-- Written instruction --
Find every line below that contains the word "WORKOUTS" and copy it out.

(Dataset records)

— Begin —

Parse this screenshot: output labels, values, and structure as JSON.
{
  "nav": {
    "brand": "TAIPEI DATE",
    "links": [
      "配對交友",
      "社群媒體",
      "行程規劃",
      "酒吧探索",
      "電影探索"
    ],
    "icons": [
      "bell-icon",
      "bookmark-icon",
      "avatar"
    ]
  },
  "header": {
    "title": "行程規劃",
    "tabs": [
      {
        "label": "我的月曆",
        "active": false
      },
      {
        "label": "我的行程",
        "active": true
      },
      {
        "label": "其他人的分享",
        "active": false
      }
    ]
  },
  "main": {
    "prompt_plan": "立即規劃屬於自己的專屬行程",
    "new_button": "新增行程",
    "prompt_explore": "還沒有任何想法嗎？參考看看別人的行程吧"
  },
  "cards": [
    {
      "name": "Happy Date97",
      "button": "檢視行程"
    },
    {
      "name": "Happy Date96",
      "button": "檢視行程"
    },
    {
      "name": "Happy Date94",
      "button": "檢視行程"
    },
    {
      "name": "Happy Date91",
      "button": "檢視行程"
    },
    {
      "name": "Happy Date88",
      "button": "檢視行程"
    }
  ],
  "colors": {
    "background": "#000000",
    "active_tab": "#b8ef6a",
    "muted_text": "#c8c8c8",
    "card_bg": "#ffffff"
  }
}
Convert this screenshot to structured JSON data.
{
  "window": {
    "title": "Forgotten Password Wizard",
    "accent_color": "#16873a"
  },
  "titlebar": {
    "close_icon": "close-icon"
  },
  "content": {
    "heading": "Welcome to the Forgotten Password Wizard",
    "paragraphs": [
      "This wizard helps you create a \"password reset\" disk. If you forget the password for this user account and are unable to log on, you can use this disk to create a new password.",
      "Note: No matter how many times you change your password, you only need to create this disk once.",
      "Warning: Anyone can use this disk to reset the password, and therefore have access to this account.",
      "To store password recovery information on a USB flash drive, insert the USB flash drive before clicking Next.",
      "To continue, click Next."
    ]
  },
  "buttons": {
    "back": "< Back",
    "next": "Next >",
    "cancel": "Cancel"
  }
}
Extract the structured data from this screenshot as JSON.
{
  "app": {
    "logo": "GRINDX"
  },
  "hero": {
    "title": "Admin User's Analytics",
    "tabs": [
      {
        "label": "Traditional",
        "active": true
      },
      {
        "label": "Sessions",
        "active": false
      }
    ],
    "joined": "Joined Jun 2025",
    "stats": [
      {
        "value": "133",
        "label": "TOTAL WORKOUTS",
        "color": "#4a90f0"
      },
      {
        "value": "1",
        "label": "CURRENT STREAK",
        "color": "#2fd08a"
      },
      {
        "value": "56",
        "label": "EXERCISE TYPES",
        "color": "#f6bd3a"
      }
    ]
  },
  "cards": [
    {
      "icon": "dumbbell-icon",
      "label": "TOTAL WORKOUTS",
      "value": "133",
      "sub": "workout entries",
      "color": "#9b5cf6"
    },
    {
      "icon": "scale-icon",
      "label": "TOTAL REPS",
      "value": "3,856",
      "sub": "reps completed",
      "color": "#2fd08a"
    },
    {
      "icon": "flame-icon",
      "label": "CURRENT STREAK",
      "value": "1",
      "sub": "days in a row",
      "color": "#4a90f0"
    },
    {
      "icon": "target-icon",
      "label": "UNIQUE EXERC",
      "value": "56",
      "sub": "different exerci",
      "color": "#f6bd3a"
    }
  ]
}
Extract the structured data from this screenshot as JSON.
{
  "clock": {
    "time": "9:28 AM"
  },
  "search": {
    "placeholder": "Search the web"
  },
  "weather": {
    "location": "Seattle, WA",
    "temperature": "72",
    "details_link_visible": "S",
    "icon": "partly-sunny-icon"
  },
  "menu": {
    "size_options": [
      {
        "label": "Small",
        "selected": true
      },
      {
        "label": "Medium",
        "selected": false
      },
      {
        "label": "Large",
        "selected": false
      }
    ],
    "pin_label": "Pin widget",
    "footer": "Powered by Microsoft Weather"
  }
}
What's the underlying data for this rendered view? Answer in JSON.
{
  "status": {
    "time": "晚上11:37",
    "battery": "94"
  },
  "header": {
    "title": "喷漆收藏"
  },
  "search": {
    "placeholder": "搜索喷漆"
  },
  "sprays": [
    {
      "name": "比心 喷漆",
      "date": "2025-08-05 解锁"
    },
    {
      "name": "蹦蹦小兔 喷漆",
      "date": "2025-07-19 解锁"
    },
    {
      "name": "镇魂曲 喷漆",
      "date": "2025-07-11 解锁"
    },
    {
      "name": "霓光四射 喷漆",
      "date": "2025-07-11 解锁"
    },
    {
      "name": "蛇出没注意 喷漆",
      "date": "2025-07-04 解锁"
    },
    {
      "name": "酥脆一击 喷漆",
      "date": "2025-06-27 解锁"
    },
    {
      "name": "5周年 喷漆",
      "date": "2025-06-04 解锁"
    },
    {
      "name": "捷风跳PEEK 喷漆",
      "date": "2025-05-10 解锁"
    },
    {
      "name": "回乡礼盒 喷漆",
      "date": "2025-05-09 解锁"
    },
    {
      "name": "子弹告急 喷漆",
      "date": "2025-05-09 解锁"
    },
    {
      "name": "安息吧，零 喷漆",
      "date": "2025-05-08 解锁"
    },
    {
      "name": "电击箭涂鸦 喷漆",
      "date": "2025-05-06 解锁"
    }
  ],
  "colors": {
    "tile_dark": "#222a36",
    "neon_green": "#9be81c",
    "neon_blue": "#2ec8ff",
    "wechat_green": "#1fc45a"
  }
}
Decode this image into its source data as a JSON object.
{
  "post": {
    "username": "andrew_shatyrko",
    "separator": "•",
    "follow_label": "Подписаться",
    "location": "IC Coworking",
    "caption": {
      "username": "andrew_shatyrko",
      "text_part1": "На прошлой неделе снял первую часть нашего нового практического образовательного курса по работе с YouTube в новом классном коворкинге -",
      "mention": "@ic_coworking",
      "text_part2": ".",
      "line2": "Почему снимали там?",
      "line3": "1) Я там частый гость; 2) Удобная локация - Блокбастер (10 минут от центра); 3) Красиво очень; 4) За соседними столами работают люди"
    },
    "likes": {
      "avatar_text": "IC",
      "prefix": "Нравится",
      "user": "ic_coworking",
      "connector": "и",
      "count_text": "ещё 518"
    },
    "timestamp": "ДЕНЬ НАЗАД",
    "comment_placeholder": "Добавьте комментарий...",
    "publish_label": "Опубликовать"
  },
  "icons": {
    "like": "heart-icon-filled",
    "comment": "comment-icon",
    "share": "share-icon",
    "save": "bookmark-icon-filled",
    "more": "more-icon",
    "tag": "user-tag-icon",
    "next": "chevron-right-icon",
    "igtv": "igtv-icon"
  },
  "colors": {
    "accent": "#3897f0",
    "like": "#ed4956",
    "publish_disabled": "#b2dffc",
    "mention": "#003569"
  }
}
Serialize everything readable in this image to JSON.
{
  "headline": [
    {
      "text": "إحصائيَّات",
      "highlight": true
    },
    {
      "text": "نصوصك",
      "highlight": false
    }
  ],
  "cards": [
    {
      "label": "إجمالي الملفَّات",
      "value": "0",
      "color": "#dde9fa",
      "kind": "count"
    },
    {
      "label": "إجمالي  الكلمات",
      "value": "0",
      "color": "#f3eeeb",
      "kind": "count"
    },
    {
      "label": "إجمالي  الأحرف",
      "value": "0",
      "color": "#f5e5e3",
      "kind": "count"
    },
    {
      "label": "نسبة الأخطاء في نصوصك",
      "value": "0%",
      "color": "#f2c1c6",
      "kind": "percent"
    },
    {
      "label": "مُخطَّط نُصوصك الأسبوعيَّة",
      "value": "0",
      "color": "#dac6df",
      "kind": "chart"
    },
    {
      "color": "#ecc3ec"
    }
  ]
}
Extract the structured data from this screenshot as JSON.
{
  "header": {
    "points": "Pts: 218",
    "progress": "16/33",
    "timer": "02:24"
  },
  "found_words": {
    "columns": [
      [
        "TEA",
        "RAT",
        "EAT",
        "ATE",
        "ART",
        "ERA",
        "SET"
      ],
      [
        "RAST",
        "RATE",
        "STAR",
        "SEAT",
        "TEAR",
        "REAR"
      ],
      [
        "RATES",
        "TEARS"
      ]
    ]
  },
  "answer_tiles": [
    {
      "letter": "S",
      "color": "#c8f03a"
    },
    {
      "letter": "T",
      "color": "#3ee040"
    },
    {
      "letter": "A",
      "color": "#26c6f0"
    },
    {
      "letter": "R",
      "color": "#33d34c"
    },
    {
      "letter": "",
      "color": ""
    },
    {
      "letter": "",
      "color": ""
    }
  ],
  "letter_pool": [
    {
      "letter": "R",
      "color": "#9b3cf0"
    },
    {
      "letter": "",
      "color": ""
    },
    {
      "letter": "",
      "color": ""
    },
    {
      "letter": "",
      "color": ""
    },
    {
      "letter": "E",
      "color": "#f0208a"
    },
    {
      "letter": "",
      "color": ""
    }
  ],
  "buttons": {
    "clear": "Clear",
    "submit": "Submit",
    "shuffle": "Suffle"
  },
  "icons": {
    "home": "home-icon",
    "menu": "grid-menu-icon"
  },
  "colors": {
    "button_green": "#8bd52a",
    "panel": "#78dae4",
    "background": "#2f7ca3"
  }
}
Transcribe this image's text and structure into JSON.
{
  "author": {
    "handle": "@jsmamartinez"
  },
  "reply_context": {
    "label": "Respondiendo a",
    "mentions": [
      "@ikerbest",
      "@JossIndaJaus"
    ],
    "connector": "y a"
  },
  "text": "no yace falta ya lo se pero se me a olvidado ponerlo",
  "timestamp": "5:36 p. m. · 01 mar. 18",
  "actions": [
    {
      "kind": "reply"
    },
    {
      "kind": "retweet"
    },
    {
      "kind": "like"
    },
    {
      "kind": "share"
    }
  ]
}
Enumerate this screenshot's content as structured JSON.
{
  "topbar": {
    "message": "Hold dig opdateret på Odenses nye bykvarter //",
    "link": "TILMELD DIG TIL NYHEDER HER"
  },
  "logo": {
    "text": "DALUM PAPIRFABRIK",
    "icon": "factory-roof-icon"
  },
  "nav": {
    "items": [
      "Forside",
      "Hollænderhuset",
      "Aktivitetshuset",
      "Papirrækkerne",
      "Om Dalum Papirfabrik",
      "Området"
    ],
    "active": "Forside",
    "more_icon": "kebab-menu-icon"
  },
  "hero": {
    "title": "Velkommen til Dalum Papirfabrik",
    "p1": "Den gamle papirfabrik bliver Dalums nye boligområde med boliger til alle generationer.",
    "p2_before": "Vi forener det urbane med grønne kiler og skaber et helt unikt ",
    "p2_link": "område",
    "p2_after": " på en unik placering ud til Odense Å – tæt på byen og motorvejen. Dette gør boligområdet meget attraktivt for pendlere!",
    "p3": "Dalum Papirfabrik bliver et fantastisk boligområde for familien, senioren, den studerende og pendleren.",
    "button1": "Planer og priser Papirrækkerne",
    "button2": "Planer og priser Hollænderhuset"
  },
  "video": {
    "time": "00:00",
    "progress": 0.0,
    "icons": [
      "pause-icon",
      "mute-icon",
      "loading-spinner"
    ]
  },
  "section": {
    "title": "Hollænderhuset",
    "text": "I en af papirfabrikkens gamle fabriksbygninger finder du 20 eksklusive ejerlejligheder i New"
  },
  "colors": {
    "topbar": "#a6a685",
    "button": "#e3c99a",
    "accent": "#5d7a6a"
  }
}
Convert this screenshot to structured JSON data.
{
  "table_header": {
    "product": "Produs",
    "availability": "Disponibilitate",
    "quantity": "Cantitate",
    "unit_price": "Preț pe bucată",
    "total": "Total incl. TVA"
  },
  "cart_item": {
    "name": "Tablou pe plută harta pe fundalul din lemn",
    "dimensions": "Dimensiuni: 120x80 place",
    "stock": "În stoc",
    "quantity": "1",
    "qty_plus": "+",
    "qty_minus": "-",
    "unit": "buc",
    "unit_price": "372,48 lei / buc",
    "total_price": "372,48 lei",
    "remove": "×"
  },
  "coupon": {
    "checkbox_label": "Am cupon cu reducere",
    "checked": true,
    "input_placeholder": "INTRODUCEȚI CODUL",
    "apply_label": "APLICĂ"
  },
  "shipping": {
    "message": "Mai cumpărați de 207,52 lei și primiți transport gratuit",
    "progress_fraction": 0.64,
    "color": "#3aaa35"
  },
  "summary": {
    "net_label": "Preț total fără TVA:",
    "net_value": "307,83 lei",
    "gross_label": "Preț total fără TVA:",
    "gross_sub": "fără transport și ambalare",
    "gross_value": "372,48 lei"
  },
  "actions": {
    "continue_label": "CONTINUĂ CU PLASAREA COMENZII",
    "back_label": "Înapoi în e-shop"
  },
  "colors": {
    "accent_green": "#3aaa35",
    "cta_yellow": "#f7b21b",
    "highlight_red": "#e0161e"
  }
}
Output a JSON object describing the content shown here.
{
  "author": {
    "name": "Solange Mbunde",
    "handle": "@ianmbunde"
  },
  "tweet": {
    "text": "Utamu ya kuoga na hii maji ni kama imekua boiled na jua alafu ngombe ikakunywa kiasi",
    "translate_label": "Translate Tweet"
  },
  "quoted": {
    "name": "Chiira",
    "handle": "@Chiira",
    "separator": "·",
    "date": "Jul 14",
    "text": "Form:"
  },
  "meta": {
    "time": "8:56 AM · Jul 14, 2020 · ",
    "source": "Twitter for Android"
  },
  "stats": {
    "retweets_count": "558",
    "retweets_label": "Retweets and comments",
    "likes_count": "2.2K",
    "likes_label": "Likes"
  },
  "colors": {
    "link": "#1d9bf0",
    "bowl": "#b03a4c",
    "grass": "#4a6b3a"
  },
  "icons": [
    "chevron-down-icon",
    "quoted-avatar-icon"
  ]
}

— End —

-- Answer to the exercise --
        "label": "TOTAL WORKOUTS",
      "label": "TOTAL WORKOUTS",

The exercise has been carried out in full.